TASK TO CARRY OUT => Only lines holding the word "also" should be copied from the material.

DATA FOR THE TASK =>
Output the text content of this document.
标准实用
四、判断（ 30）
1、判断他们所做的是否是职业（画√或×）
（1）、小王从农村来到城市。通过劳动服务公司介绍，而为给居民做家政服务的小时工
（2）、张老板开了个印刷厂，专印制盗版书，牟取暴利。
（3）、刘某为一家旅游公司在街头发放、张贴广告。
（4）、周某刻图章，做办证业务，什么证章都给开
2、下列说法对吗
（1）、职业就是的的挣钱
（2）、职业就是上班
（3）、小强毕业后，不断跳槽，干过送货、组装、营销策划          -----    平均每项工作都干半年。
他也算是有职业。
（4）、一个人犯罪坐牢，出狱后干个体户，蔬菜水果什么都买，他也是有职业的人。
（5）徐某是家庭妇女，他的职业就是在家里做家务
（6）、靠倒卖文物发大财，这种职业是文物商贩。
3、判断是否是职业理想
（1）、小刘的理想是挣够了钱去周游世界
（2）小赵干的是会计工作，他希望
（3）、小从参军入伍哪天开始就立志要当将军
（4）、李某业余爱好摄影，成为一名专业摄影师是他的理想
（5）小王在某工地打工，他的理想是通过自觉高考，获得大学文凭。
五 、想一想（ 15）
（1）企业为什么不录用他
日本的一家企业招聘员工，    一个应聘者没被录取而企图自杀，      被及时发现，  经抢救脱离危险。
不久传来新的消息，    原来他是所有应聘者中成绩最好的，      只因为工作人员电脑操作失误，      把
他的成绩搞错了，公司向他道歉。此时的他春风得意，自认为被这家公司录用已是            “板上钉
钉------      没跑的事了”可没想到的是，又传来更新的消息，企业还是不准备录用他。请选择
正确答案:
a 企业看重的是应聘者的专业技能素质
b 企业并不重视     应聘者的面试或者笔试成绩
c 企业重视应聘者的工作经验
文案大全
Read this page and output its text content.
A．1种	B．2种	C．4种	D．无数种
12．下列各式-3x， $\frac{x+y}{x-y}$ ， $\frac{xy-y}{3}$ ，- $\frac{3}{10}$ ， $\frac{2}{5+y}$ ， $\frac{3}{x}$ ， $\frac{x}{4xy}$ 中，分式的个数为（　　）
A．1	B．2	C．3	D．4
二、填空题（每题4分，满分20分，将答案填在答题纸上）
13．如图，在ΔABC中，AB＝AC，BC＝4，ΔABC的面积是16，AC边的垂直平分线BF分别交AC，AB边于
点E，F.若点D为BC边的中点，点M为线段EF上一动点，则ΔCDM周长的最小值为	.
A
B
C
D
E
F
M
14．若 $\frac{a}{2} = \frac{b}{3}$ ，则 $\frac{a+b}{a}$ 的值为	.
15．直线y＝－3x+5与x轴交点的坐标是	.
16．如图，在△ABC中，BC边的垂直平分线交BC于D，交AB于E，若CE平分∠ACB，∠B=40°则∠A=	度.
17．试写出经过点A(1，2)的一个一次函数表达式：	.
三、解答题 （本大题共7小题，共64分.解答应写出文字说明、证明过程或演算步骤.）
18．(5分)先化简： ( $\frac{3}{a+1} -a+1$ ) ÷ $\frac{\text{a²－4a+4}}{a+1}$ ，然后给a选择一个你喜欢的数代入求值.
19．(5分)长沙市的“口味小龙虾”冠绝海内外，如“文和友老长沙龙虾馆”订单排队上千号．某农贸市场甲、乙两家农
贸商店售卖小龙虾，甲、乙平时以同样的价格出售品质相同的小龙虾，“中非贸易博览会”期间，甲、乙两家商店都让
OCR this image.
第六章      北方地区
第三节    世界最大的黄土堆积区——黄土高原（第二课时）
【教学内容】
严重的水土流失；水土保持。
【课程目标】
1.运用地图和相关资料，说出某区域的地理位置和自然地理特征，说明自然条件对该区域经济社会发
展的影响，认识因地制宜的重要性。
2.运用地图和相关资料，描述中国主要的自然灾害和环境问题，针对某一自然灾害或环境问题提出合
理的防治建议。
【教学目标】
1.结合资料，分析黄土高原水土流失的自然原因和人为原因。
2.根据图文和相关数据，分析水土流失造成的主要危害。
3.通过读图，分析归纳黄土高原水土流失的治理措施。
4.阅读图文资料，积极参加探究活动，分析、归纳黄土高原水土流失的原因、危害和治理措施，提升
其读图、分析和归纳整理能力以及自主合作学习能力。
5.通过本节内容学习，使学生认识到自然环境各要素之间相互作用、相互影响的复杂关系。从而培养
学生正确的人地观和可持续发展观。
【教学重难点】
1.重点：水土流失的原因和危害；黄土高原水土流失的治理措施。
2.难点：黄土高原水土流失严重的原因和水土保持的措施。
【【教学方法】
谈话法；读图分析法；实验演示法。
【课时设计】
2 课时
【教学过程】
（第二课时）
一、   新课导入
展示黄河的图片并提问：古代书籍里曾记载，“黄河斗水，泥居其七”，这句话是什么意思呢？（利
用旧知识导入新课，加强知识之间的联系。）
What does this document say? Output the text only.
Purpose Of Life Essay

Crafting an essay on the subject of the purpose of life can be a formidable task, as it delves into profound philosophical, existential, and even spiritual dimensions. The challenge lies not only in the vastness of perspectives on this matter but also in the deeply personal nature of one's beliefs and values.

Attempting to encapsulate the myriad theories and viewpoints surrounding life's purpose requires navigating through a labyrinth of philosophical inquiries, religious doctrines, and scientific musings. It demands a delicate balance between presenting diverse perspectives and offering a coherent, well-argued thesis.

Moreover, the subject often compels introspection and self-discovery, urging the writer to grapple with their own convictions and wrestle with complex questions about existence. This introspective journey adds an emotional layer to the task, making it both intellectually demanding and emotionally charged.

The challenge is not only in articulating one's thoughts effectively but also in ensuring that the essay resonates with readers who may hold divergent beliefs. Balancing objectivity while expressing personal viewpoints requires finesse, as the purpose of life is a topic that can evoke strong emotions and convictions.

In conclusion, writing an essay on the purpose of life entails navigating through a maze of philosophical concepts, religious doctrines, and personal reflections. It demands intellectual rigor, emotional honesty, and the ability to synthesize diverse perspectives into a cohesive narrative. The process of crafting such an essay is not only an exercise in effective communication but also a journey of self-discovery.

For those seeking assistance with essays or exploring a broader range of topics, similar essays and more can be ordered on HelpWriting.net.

RESULT FOR THIS EXERCISE =>
Crafting an essay on the subject of the purpose of life can be a formidable task, as it delves into profound philosophical, existential, and even spiritual dimensions. The challenge lies not only in the vastness of perspectives on this matter but also in the deeply personal nature of one's beliefs and values.
The challenge is not only in articulating one's thoughts effectively but also in ensuring that the essay resonates with readers who may hold divergent beliefs. Balancing objectivity while expressing personal viewpoints requires finesse, as the purpose of life is a topic that can evoke strong emotions and convictions.
In conclusion, writing an essay on the purpose of life entails navigating through a maze of philosophical concepts, religious doctrines, and personal reflections. It demands intellectual rigor, emotional honesty, and the ability to synthesize diverse perspectives into a cohesive narrative. The process of crafting such an essay is not only an exercise in effective communication but also a journey of self-discovery.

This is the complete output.